* [What you need to do]
The listing below should be copied in full, word for word.

───── Data provided ─────

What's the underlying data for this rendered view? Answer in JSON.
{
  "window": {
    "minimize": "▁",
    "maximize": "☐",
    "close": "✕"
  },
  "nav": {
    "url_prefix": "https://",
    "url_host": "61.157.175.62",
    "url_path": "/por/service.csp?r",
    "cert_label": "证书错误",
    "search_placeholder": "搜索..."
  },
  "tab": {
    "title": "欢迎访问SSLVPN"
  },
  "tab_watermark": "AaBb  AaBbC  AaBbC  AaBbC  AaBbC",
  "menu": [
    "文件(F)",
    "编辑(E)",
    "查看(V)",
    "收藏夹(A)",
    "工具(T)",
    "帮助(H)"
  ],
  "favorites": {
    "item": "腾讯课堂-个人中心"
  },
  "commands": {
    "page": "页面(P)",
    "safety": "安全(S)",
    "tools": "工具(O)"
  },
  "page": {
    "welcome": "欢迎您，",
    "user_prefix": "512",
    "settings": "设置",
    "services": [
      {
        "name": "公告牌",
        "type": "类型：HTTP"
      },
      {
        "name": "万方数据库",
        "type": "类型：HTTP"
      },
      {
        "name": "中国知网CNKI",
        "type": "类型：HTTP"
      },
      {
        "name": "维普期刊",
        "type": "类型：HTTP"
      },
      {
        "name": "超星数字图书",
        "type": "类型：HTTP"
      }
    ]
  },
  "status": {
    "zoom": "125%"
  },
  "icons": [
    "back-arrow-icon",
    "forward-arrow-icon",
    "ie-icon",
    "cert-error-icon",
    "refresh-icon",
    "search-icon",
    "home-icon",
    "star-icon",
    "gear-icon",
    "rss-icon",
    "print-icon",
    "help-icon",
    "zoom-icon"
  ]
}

─────

* [Task result]
What's the underlying data for this rendered view? Answer in JSON.
{
  "window": {
    "minimize": "▁",
    "maximize": "☐",
    "close": "✕"
  },
  "nav": {
    "url_prefix": "https://",
    "url_host": "61.157.175.62",
    "url_path": "/por/service.csp?r",
    "cert_label": "证书错误",
    "search_placeholder": "搜索..."
  },
  "tab": {
    "title": "欢迎访问SSLVPN"
  },
  "tab_watermark": "AaBb  AaBbC  AaBbC  AaBbC  AaBbC",
  "menu": [
    "文件(F)",
    "编辑(E)",
    "查看(V)",
    "收藏夹(A)",
    "工具(T)",
    "帮助(H)"
  ],
  "favorites": {
    "item": "腾讯课堂-个人中心"
  },
  "commands": {
    "page": "页面(P)",
    "safety": "安全(S)",
    "tools": "工具(O)"
  },
  "page": {
    "welcome": "欢迎您，",
    "user_prefix": "512",
    "settings": "设置",
    "services": [
      {
        "name": "公告牌",
        "type": "类型：HTTP"
      },
      {
        "name": "万方数据库",
        "type": "类型：HTTP"
      },
      {
        "name": "中国知网CNKI",
        "type": "类型：HTTP"
      },
      {
        "name": "维普期刊",
        "type": "类型：HTTP"
      },
      {
        "name": "超星数字图书",
        "type": "类型：HTTP"
      }
    ]
  },
  "status": {
    "zoom": "125%"
  },
  "icons": [
    "back-arrow-icon",
    "forward-arrow-icon",
    "ie-icon",
    "cert-error-icon",
    "refresh-icon",
    "search-icon",
    "home-icon",
    "star-icon",
    "gear-icon",
    "rss-icon",
    "print-icon",
    "help-icon",
    "zoom-icon"
  ]
}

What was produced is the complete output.